■ The problem:
Review the material and extract every line in which the word "name" occurs.

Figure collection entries
----
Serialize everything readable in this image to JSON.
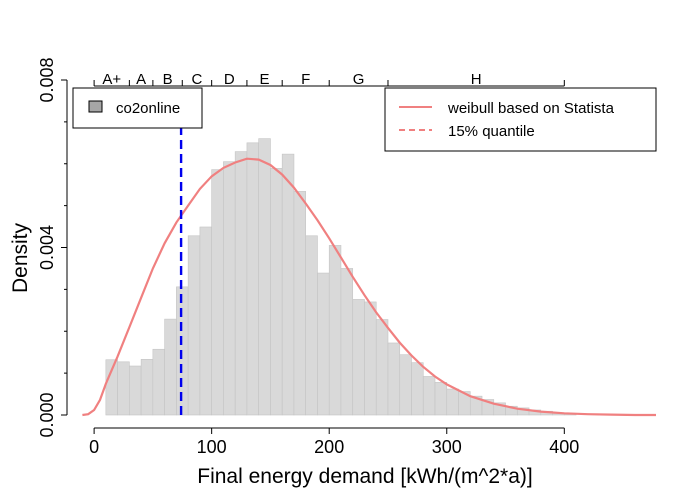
{
  "chart_data": {
    "type": "bar",
    "title": "",
    "xlabel": "Final energy demand [kWh/(m^2*a)]",
    "ylabel": "Density",
    "xlim": [
      -12,
      478
    ],
    "ylim": [
      0,
      0.008
    ],
    "x_ticks": [
      "0",
      "100",
      "200",
      "300",
      "400"
    ],
    "y_ticks": [
      "0.000",
      "0.004",
      "0.008"
    ],
    "histogram": {
      "name": "co2online",
      "color": "#d9d9d9",
      "bin_width": 10,
      "bin_start": 10,
      "values": [
        0.00132,
        0.00127,
        0.00117,
        0.00133,
        0.00157,
        0.00229,
        0.00306,
        0.00428,
        0.00449,
        0.00586,
        0.00605,
        0.00629,
        0.0065,
        0.0066,
        0.00589,
        0.00623,
        0.00534,
        0.00428,
        0.00339,
        0.00405,
        0.0035,
        0.00276,
        0.0027,
        0.00228,
        0.00172,
        0.00144,
        0.00125,
        0.00092,
        0.00078,
        0.00062,
        0.00056,
        0.00045,
        0.00037,
        0.00029,
        0.00021,
        0.00017,
        0.00012,
        9e-05,
        4e-05,
        3e-05
      ]
    },
    "weibull_curve": {
      "name": "weibull based on Statista",
      "color": "#f08080",
      "x": [
        -10,
        -5,
        0,
        5,
        10,
        20,
        30,
        40,
        50,
        60,
        70,
        80,
        90,
        100,
        110,
        120,
        130,
        140,
        150,
        160,
        170,
        180,
        190,
        200,
        210,
        220,
        230,
        240,
        250,
        260,
        270,
        280,
        290,
        300,
        320,
        340,
        360,
        380,
        400,
        420,
        440,
        460,
        478
      ],
      "y": [
        0.0,
        2e-05,
        0.00012,
        0.00036,
        0.00075,
        0.0014,
        0.0021,
        0.0028,
        0.0035,
        0.0041,
        0.0046,
        0.005,
        0.0054,
        0.0057,
        0.0059,
        0.00603,
        0.00612,
        0.0061,
        0.00597,
        0.00574,
        0.00543,
        0.00505,
        0.00465,
        0.00422,
        0.00376,
        0.0033,
        0.00286,
        0.00245,
        0.00208,
        0.00173,
        0.00142,
        0.00115,
        0.00092,
        0.00073,
        0.00045,
        0.00027,
        0.00015,
        8e-05,
        4e-05,
        2e-05,
        1e-05,
        0.0,
        0.0
      ]
    },
    "quantile_line": {
      "name": "15% quantile",
      "x": 74,
      "color": "#0000ee",
      "legend_color": "#f08080"
    },
    "energy_classes": {
      "labels": [
        "A+",
        "A",
        "B",
        "C",
        "D",
        "E",
        "F",
        "G",
        "H"
      ],
      "boundaries": [
        0,
        30,
        50,
        75,
        100,
        130,
        160,
        200,
        250,
        400
      ]
    },
    "legend_left": "top-left",
    "legend_right": "top-right",
    "grid": false
  }
}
----
■ Solution for this task:
      "name": "co2online",
      "name": "weibull based on Statista",
      "name": "15% quantile",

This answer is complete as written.